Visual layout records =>
^^^^

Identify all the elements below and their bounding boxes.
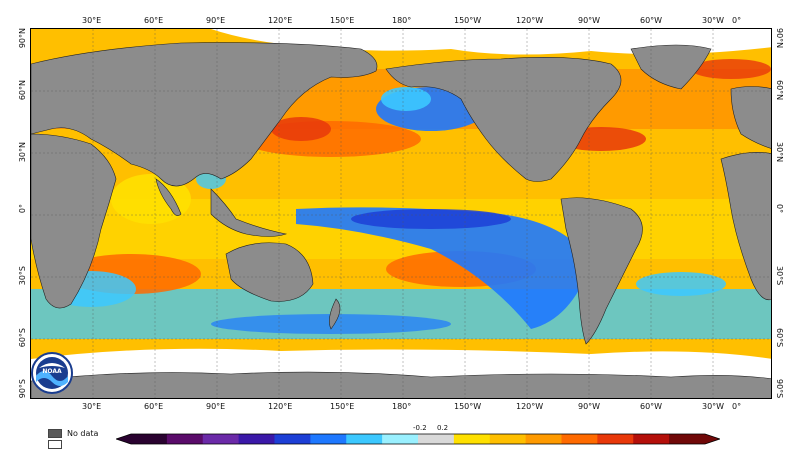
map-canvas xyxy=(31,29,771,398)
lat-tick-right-5: 60°S xyxy=(775,328,784,348)
no-data-label: No data xyxy=(67,429,99,438)
lon-tick-top-9: 60°W xyxy=(640,16,663,25)
land-north-america xyxy=(385,57,622,182)
lon-tick-top-5: 180° xyxy=(392,16,412,25)
anomaly-map xyxy=(30,28,772,399)
lon-tick-top-0: 30°E xyxy=(82,16,102,25)
lat-tick-left-3: 0° xyxy=(18,204,27,214)
lat-tick-left-0: 90°N xyxy=(18,28,27,49)
lat-tick-left-2: 30°N xyxy=(18,142,27,163)
land-africa-east xyxy=(720,152,771,301)
noaa-logo: NOAA xyxy=(31,352,73,394)
lon-tick-top-11: 0° xyxy=(732,16,742,25)
lon-tick-top-4: 150°E xyxy=(330,16,355,25)
lon-tick-bottom-4: 150°E xyxy=(330,402,355,411)
cool-south-atlantic xyxy=(636,272,726,296)
colorbar-segment-13 xyxy=(597,434,634,444)
lat-tick-right-3: 0° xyxy=(775,204,784,214)
land-australia xyxy=(225,242,314,302)
lon-tick-bottom-3: 120°E xyxy=(268,402,293,411)
lat-tick-left-1: 60°N xyxy=(18,80,27,101)
colorbar-max-arrow xyxy=(705,434,720,444)
lon-tick-bottom-6: 150°W xyxy=(454,402,482,411)
lon-tick-bottom-10: 30°W xyxy=(702,402,725,411)
colorbar-segment-15 xyxy=(669,434,706,444)
land-eurasia xyxy=(31,42,378,187)
cool-equatorial-pacific xyxy=(296,207,591,329)
lon-tick-bottom-11: 0° xyxy=(732,402,742,411)
lat-tick-right-4: 30°S xyxy=(775,266,784,286)
lat-tick-right-1: 60°N xyxy=(775,80,784,101)
colorbar-segment-5 xyxy=(310,434,347,444)
cool-la-nina-tongue xyxy=(351,209,511,229)
colorbar-min-arrow xyxy=(116,434,131,444)
lon-tick-top-10: 30°W xyxy=(702,16,725,25)
noaa-logo-text: NOAA xyxy=(42,368,62,375)
warm-barents xyxy=(691,59,771,79)
colorbar-segment-10 xyxy=(489,434,527,444)
colorbar-segment-0 xyxy=(131,434,168,444)
lat-tick-right-2: 30°N xyxy=(775,142,784,163)
lon-tick-bottom-7: 120°W xyxy=(516,402,544,411)
colorbar xyxy=(116,433,720,445)
colorbar-segment-1 xyxy=(166,434,204,444)
colorbar-segment-11 xyxy=(525,434,562,444)
warm-indian-equator xyxy=(111,174,191,224)
colorbar-segment-4 xyxy=(274,434,311,444)
colorbar-segment-14 xyxy=(633,434,670,444)
gridlines xyxy=(31,29,771,398)
cool-bering xyxy=(381,87,431,111)
lon-tick-top-7: 120°W xyxy=(516,16,544,25)
lon-tick-bottom-2: 90°E xyxy=(206,402,226,411)
colorbar-segment-8 xyxy=(418,434,455,444)
colorbar-label-pos: 0.2 xyxy=(437,424,449,432)
lat-tick-left-5: 60°S xyxy=(18,328,27,348)
lat-tick-right-6: 90°S xyxy=(775,379,784,399)
lon-tick-top-6: 150°W xyxy=(454,16,482,25)
lat-tick-right-0: 90°N xyxy=(775,28,784,49)
colorbar-segment-7 xyxy=(382,434,419,444)
land-europe-east xyxy=(730,86,771,149)
colorbar-segment-2 xyxy=(202,434,240,444)
lat-tick-left-6: 90°S xyxy=(18,379,27,399)
lon-tick-top-2: 90°E xyxy=(206,16,226,25)
warm-kuroshio xyxy=(271,117,331,141)
lon-tick-bottom-1: 60°E xyxy=(144,402,164,411)
colorbar-segment-6 xyxy=(346,434,383,444)
lon-tick-bottom-0: 30°E xyxy=(82,402,102,411)
lon-tick-top-3: 120°E xyxy=(268,16,293,25)
colorbar-segment-3 xyxy=(238,434,275,444)
lon-tick-top-1: 60°E xyxy=(144,16,164,25)
lon-tick-bottom-5: 180° xyxy=(392,402,412,411)
colorbar-segment-12 xyxy=(561,434,598,444)
colorbar-frame xyxy=(116,433,720,445)
land-antarctica xyxy=(31,371,771,398)
land-south-america xyxy=(560,197,643,345)
land-greenland xyxy=(630,44,712,90)
colorbar-segment-9 xyxy=(453,434,491,444)
lon-tick-bottom-9: 60°W xyxy=(640,402,663,411)
lon-tick-top-8: 90°W xyxy=(578,16,601,25)
colorbar-label-neg: -0.2 xyxy=(413,424,427,432)
lat-tick-left-4: 30°S xyxy=(18,266,27,286)
no-data-swatch xyxy=(48,429,62,438)
lon-tick-bottom-8: 90°W xyxy=(578,402,601,411)
land-new-zealand xyxy=(329,298,341,330)
land-indonesia xyxy=(210,188,288,237)
land-africa xyxy=(31,133,117,309)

^^^^

EXERCISE OBJECTIVE => Copy every line of the material above word for word, but leave out the picture lines.

WRITTEN REPLY =>
Identify all the elements below and their bounding boxes.
map-canvas xyxy=(31,29,771,398)
lat-tick-right-5: 60°S xyxy=(775,328,784,348)
no-data-label: No data xyxy=(67,429,99,438)
lon-tick-top-9: 60°W xyxy=(640,16,663,25)
land-north-america xyxy=(385,57,622,182)
lon-tick-top-5: 180° xyxy=(392,16,412,25)
anomaly-map xyxy=(30,28,772,399)
lon-tick-top-0: 30°E xyxy=(82,16,102,25)
lat-tick-left-3: 0° xyxy=(18,204,27,214)
lat-tick-left-0: 90°N xyxy=(18,28,27,49)
lat-tick-left-2: 30°N xyxy=(18,142,27,163)
land-africa-east xyxy=(720,152,771,301)
noaa-logo: NOAA xyxy=(31,352,73,394)
lon-tick-top-11: 0° xyxy=(732,16,742,25)
lon-tick-top-4: 150°E xyxy=(330,16,355,25)
lon-tick-bottom-4: 150°E xyxy=(330,402,355,411)
cool-south-atlantic xyxy=(636,272,726,296)
colorbar-segment-13 xyxy=(597,434,634,444)
lat-tick-right-3: 0° xyxy=(775,204,784,214)
land-australia xyxy=(225,242,314,302)
lon-tick-bottom-3: 120°E xyxy=(268,402,293,411)
lat-tick-left-1: 60°N xyxy=(18,80,27,101)
colorbar-max-arrow xyxy=(705,434,720,444)
lon-tick-bottom-6: 150°W xyxy=(454,402,482,411)
lon-tick-bottom-10: 30°W xyxy=(702,402,725,411)
colorbar-segment-15 xyxy=(669,434,706,444)
land-eurasia xyxy=(31,42,378,187)
cool-equatorial-pacific xyxy=(296,207,591,329)
lon-tick-bottom-11: 0° xyxy=(732,402,742,411)
lat-tick-right-4: 30°S xyxy=(775,266,784,286)
lat-tick-right-1: 60°N xyxy=(775,80,784,101)
colorbar-segment-5 xyxy=(310,434,347,444)
cool-la-nina-tongue xyxy=(351,209,511,229)
colorbar-min-arrow xyxy=(116,434,131,444)
lon-tick-top-10: 30°W xyxy=(702,16,725,25)
noaa-logo-text: NOAA xyxy=(42,368,62,375)
warm-barents xyxy=(691,59,771,79)
colorbar-segment-10 xyxy=(489,434,527,444)
colorbar-segment-0 xyxy=(131,434,168,444)
lat-tick-right-2: 30°N xyxy=(775,142,784,163)
lon-tick-bottom-7: 120°W xyxy=(516,402,544,411)
colorbar xyxy=(116,433,720,445)
colorbar-segment-1 xyxy=(166,434,204,444)
colorbar-segment-11 xyxy=(525,434,562,444)
warm-indian-equator xyxy=(111,174,191,224)
colorbar-segment-4 xyxy=(274,434,311,444)
colorbar-segment-14 xyxy=(633,434,670,444)
gridlines xyxy=(31,29,771,398)
cool-bering xyxy=(381,87,431,111)
lon-tick-top-7: 120°W xyxy=(516,16,544,25)
lon-tick-bottom-2: 90°E xyxy=(206,402,226,411)
colorbar-segment-8 xyxy=(418,434,455,444)
colorbar-label-pos: 0.2 xyxy=(437,424,449,432)
lat-tick-left-5: 60°S xyxy=(18,328,27,348)
lat-tick-right-6: 90°S xyxy=(775,379,784,399)
lon-tick-top-6: 150°W xyxy=(454,16,482,25)
lat-tick-right-0: 90°N xyxy=(775,28,784,49)
colorbar-segment-7 xyxy=(382,434,419,444)
land-europe-east xyxy=(730,86,771,149)
colorbar-segment-2 xyxy=(202,434,240,444)
lat-tick-left-6: 90°S xyxy=(18,379,27,399)
lon-tick-top-2: 90°E xyxy=(206,16,226,25)
warm-kuroshio xyxy=(271,117,331,141)
lon-tick-bottom-1: 60°E xyxy=(144,402,164,411)
colorbar-segment-6 xyxy=(346,434,383,444)
lon-tick-bottom-0: 30°E xyxy=(82,402,102,411)
lon-tick-top-3: 120°E xyxy=(268,16,293,25)
colorbar-segment-3 xyxy=(238,434,275,444)
lon-tick-top-1: 60°E xyxy=(144,16,164,25)
lon-tick-bottom-5: 180° xyxy=(392,402,412,411)
colorbar-segment-12 xyxy=(561,434,598,444)
colorbar-frame xyxy=(116,433,720,445)
land-antarctica xyxy=(31,371,771,398)
land-south-america xyxy=(560,197,643,345)
land-greenland xyxy=(630,44,712,90)
colorbar-segment-9 xyxy=(453,434,491,444)
lon-tick-bottom-9: 60°W xyxy=(640,402,663,411)
lon-tick-top-8: 90°W xyxy=(578,16,601,25)
colorbar-label-neg: -0.2 xyxy=(413,424,427,432)
lat-tick-left-4: 30°S xyxy=(18,266,27,286)
no-data-swatch xyxy=(48,429,62,438)
lon-tick-bottom-8: 90°W xyxy=(578,402,601,411)
land-new-zealand xyxy=(329,298,341,330)
land-indonesia xyxy=(210,188,288,237)
land-africa xyxy=(31,133,117,309)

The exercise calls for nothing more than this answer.